***** Supplied information

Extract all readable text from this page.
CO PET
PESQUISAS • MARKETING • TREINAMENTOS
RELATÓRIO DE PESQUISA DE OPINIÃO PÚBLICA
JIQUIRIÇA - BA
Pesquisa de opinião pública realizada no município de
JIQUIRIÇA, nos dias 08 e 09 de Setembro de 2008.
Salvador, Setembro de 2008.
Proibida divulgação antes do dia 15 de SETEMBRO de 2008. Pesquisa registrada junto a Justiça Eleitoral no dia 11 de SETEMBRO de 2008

**********
***** Supplied information

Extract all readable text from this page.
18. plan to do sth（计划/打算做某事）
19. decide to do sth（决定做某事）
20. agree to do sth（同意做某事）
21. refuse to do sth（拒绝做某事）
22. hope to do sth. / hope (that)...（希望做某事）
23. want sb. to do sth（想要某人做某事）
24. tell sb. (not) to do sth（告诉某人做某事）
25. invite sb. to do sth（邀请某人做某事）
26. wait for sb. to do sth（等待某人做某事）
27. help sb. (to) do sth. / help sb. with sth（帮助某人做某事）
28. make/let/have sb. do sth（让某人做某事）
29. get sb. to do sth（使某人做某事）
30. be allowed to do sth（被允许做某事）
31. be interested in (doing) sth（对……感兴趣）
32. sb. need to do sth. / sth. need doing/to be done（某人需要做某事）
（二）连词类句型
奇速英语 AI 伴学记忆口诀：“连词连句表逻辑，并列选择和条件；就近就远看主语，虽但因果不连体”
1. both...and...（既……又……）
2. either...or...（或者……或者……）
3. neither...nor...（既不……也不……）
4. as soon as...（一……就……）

**********

What you are asked to do. Of the lines above, how many include the word "doing"? Reply with the number alone.

Result below. 2